Work to complete: Output each entry below as it stands, leaving out every picture.

»»

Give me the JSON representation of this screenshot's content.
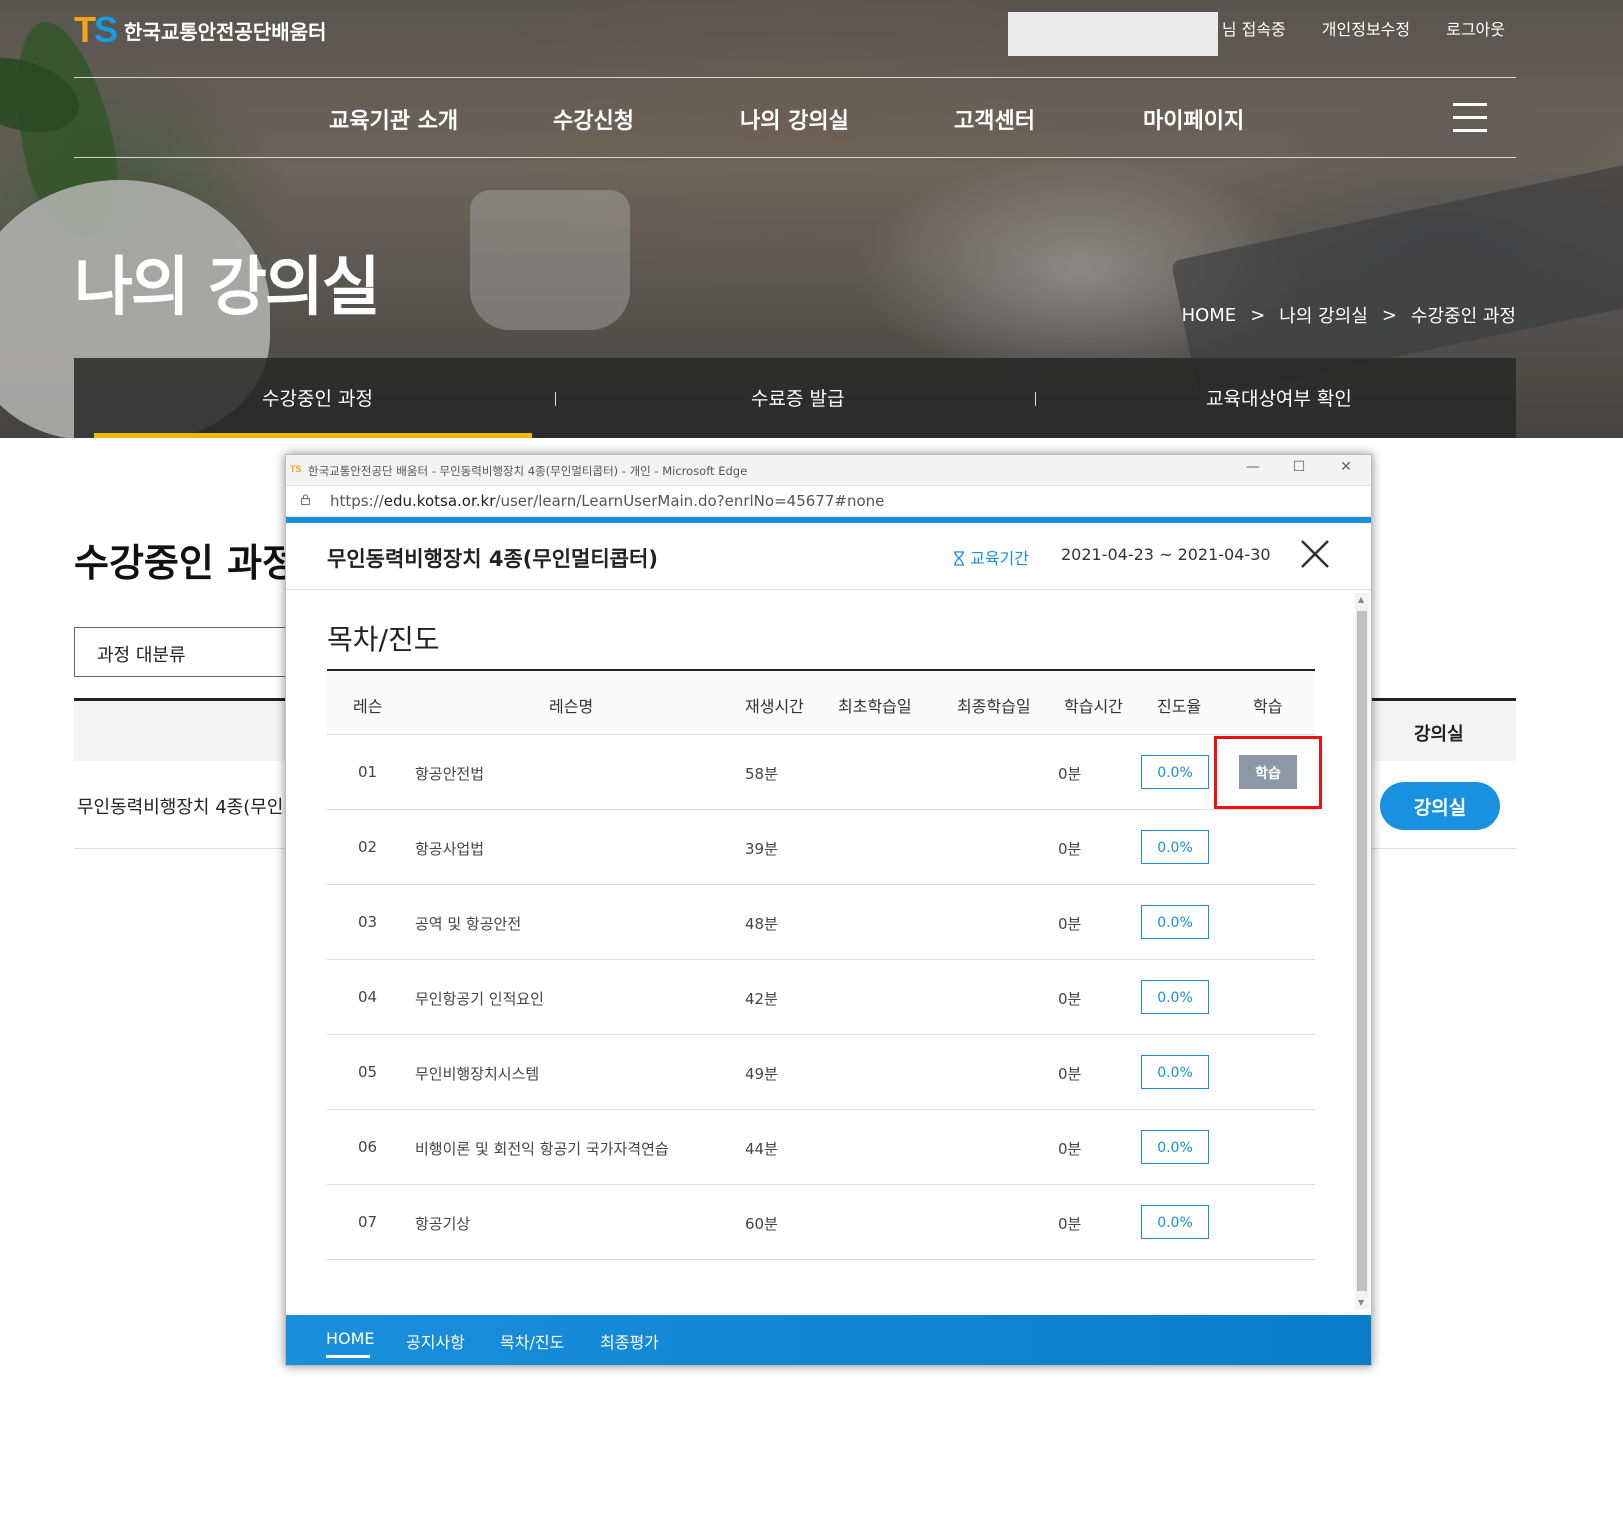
{
  "header": {
    "logo_mark": "TS",
    "logo_name": "한국교통안전공단배움터",
    "user_status": "님 접속중",
    "links": [
      "개인정보수정",
      "로그아웃"
    ],
    "gnb": [
      "교육기관 소개",
      "수강신청",
      "나의 강의실",
      "고객센터",
      "마이페이지"
    ],
    "page_title": "나의 강의실",
    "breadcrumb": [
      "HOME",
      "나의 강의실",
      "수강중인 과정"
    ],
    "breadcrumb_sep": ">",
    "subnav": [
      "수강중인 과정",
      "수료증 발급",
      "교육대상여부 확인"
    ],
    "subnav_active": "수강중인 과정"
  },
  "main": {
    "section_title": "수강중인 과정",
    "category_select": "과정 대분류",
    "table_last_header": "강의실",
    "row_course": "무인동력비행장치 4종(무인",
    "room_button": "강의실"
  },
  "popup": {
    "window_title": "한국교통안전공단 배움터 - 무인동력비행장치 4종(무인멀티콥터) - 개인 - Microsoft Edge",
    "url_prefix": "https://",
    "url_domain": "edu.kotsa.or.kr",
    "url_path": "/user/learn/LearnUserMain.do?enrlNo=45677#none",
    "course_name": "무인동력비행장치 4종(무인멀티콥터)",
    "period_label": "교육기간",
    "period": "2021-04-23 ~ 2021-04-30",
    "toc_title": "목차/진도",
    "columns": [
      "레슨",
      "레슨명",
      "재생시간",
      "최초학습일",
      "최종학습일",
      "학습시간",
      "진도율",
      "학습"
    ],
    "lessons": [
      {
        "no": "01",
        "name": "항공안전법",
        "duration": "58분",
        "first": "",
        "last": "",
        "study_time": "0분",
        "progress": "0.0%",
        "action": "학습"
      },
      {
        "no": "02",
        "name": "항공사업법",
        "duration": "39분",
        "first": "",
        "last": "",
        "study_time": "0분",
        "progress": "0.0%",
        "action": ""
      },
      {
        "no": "03",
        "name": "공역 및 항공안전",
        "duration": "48분",
        "first": "",
        "last": "",
        "study_time": "0분",
        "progress": "0.0%",
        "action": ""
      },
      {
        "no": "04",
        "name": "무인항공기 인적요인",
        "duration": "42분",
        "first": "",
        "last": "",
        "study_time": "0분",
        "progress": "0.0%",
        "action": ""
      },
      {
        "no": "05",
        "name": "무인비행장치시스템",
        "duration": "49분",
        "first": "",
        "last": "",
        "study_time": "0분",
        "progress": "0.0%",
        "action": ""
      },
      {
        "no": "06",
        "name": "비행이론 및 회전익 항공기 국가자격연습",
        "duration": "44분",
        "first": "",
        "last": "",
        "study_time": "0분",
        "progress": "0.0%",
        "action": ""
      },
      {
        "no": "07",
        "name": "항공기상",
        "duration": "60분",
        "first": "",
        "last": "",
        "study_time": "0분",
        "progress": "0.0%",
        "action": ""
      }
    ],
    "bottom_nav": [
      "HOME",
      "공지사항",
      "목차/진도",
      "최종평가"
    ],
    "bottom_nav_active": "HOME"
  },
  "colors": {
    "accent_blue": "#1a8fdb",
    "active_tab_bar": "#f2b705",
    "highlight_box": "#ee1111",
    "logo_t": "#f7a21b",
    "logo_s": "#1a9be0"
  }
}
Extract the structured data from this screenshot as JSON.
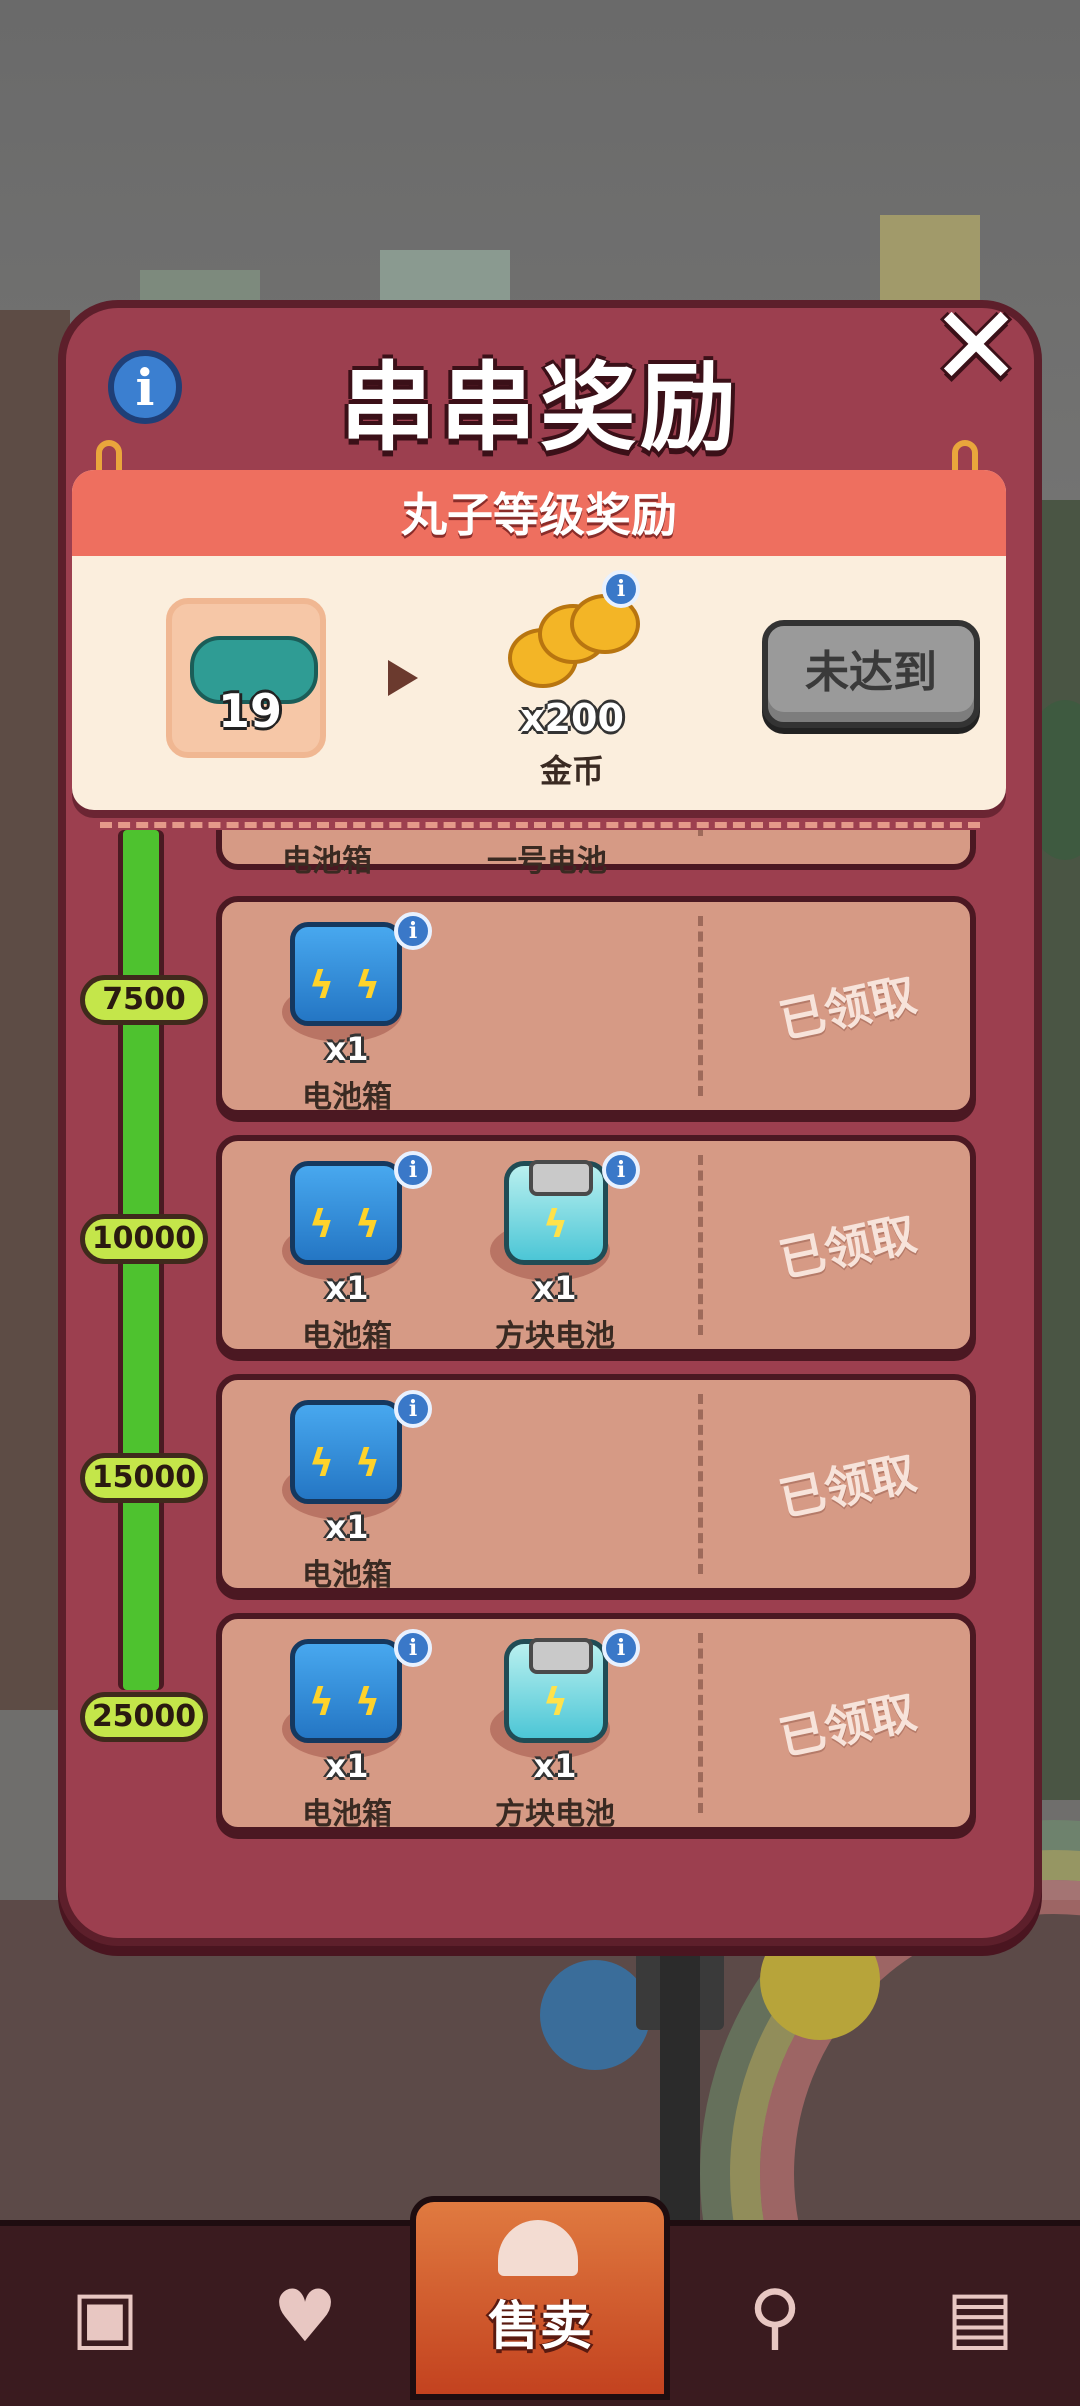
{
  "dialog": {
    "title": "串串奖励",
    "close_glyph": "✕",
    "info_glyph": "i"
  },
  "level_reward": {
    "header": "丸子等级奖励",
    "current_level": "19",
    "reward_qty": "x200",
    "reward_name": "金币",
    "status_button": "未达到"
  },
  "partial_row": {
    "item1_name": "电池箱",
    "item2_name": "一号电池"
  },
  "progress": {
    "fill_fraction": 1.0
  },
  "rows": [
    {
      "threshold": "7500",
      "items": [
        {
          "qty": "x1",
          "name": "电池箱",
          "icon": "battery-box-icon"
        }
      ],
      "status": "已领取"
    },
    {
      "threshold": "10000",
      "items": [
        {
          "qty": "x1",
          "name": "电池箱",
          "icon": "battery-box-icon"
        },
        {
          "qty": "x1",
          "name": "方块电池",
          "icon": "block-battery-icon"
        }
      ],
      "status": "已领取"
    },
    {
      "threshold": "15000",
      "items": [
        {
          "qty": "x1",
          "name": "电池箱",
          "icon": "battery-box-icon"
        }
      ],
      "status": "已领取"
    },
    {
      "threshold": "25000",
      "items": [
        {
          "qty": "x1",
          "name": "电池箱",
          "icon": "battery-box-icon"
        },
        {
          "qty": "x1",
          "name": "方块电池",
          "icon": "block-battery-icon"
        }
      ],
      "status": "已领取"
    }
  ],
  "bottom_nav": {
    "active_label": "售卖",
    "items": [
      "shop-bag-icon",
      "skewer-icon",
      "sell-bell-icon",
      "person-pin-icon",
      "bus-icon"
    ]
  },
  "colors": {
    "panel": "#9c3f4f",
    "accent_strip": "#ee6f5f",
    "progress": "#4ec22f",
    "threshold_pill": "#c4e64a"
  }
}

««

Correct output:
Give me the JSON representation of this screenshot's content.
{
  "header": {
    "logo_mark": "TS",
    "logo_name": "한국교통안전공단배움터",
    "user_status": "님 접속중",
    "links": [
      "개인정보수정",
      "로그아웃"
    ],
    "gnb": [
      "교육기관 소개",
      "수강신청",
      "나의 강의실",
      "고객센터",
      "마이페이지"
    ],
    "page_title": "나의 강의실",
    "breadcrumb": [
      "HOME",
      "나의 강의실",
      "수강중인 과정"
    ],
    "breadcrumb_sep": ">",
    "subnav": [
      "수강중인 과정",
      "수료증 발급",
      "교육대상여부 확인"
    ],
    "subnav_active": "수강중인 과정"
  },
  "main": {
    "section_title": "수강중인 과정",
    "category_select": "과정 대분류",
    "table_last_header": "강의실",
    "row_course": "무인동력비행장치 4종(무인",
    "room_button": "강의실"
  },
  "popup": {
    "window_title": "한국교통안전공단 배움터 - 무인동력비행장치 4종(무인멀티콥터) - 개인 - Microsoft Edge",
    "url_prefix": "https://",
    "url_domain": "edu.kotsa.or.kr",
    "url_path": "/user/learn/LearnUserMain.do?enrlNo=45677#none",
    "course_name": "무인동력비행장치 4종(무인멀티콥터)",
    "period_label": "교육기간",
    "period": "2021-04-23 ~ 2021-04-30",
    "toc_title": "목차/진도",
    "columns": [
      "레슨",
      "레슨명",
      "재생시간",
      "최초학습일",
      "최종학습일",
      "학습시간",
      "진도율",
      "학습"
    ],
    "lessons": [
      {
        "no": "01",
        "name": "항공안전법",
        "duration": "58분",
        "first": "",
        "last": "",
        "study_time": "0분",
        "progress": "0.0%",
        "action": "학습"
      },
      {
        "no": "02",
        "name": "항공사업법",
        "duration": "39분",
        "first": "",
        "last": "",
        "study_time": "0분",
        "progress": "0.0%",
        "action": ""
      },
      {
        "no": "03",
        "name": "공역 및 항공안전",
        "duration": "48분",
        "first": "",
        "last": "",
        "study_time": "0분",
        "progress": "0.0%",
        "action": ""
      },
      {
        "no": "04",
        "name": "무인항공기 인적요인",
        "duration": "42분",
        "first": "",
        "last": "",
        "study_time": "0분",
        "progress": "0.0%",
        "action": ""
      },
      {
        "no": "05",
        "name": "무인비행장치시스템",
        "duration": "49분",
        "first": "",
        "last": "",
        "study_time": "0분",
        "progress": "0.0%",
        "action": ""
      },
      {
        "no": "06",
        "name": "비행이론 및 회전익 항공기 국가자격연습",
        "duration": "44분",
        "first": "",
        "last": "",
        "study_time": "0분",
        "progress": "0.0%",
        "action": ""
      },
      {
        "no": "07",
        "name": "항공기상",
        "duration": "60분",
        "first": "",
        "last": "",
        "study_time": "0분",
        "progress": "0.0%",
        "action": ""
      }
    ],
    "bottom_nav": [
      "HOME",
      "공지사항",
      "목차/진도",
      "최종평가"
    ],
    "bottom_nav_active": "HOME"
  },
  "colors": {
    "accent_blue": "#1a8fdb",
    "active_tab_bar": "#f2b705",
    "highlight_box": "#ee1111",
    "logo_t": "#f7a21b",
    "logo_s": "#1a9be0"
  }
}
Extract the structured data from this screenshot as JSON.
{
  "dialog": {
    "title": "串串奖励",
    "close_glyph": "✕",
    "info_glyph": "i"
  },
  "level_reward": {
    "header": "丸子等级奖励",
    "current_level": "19",
    "reward_qty": "x200",
    "reward_name": "金币",
    "status_button": "未达到"
  },
  "partial_row": {
    "item1_name": "电池箱",
    "item2_name": "一号电池"
  },
  "progress": {
    "fill_fraction": 1.0
  },
  "rows": [
    {
      "threshold": "7500",
      "items": [
        {
          "qty": "x1",
          "name": "电池箱",
          "icon": "battery-box-icon"
        }
      ],
      "status": "已领取"
    },
    {
      "threshold": "10000",
      "items": [
        {
          "qty": "x1",
          "name": "电池箱",
          "icon": "battery-box-icon"
        },
        {
          "qty": "x1",
          "name": "方块电池",
          "icon": "block-battery-icon"
        }
      ],
      "status": "已领取"
    },
    {
      "threshold": "15000",
      "items": [
        {
          "qty": "x1",
          "name": "电池箱",
          "icon": "battery-box-icon"
        }
      ],
      "status": "已领取"
    },
    {
      "threshold": "25000",
      "items": [
        {
          "qty": "x1",
          "name": "电池箱",
          "icon": "battery-box-icon"
        },
        {
          "qty": "x1",
          "name": "方块电池",
          "icon": "block-battery-icon"
        }
      ],
      "status": "已领取"
    }
  ],
  "bottom_nav": {
    "active_label": "售卖",
    "items": [
      "shop-bag-icon",
      "skewer-icon",
      "sell-bell-icon",
      "person-pin-icon",
      "bus-icon"
    ]
  },
  "colors": {
    "panel": "#9c3f4f",
    "accent_strip": "#ee6f5f",
    "progress": "#4ec22f",
    "threshold_pill": "#c4e64a"
  }
}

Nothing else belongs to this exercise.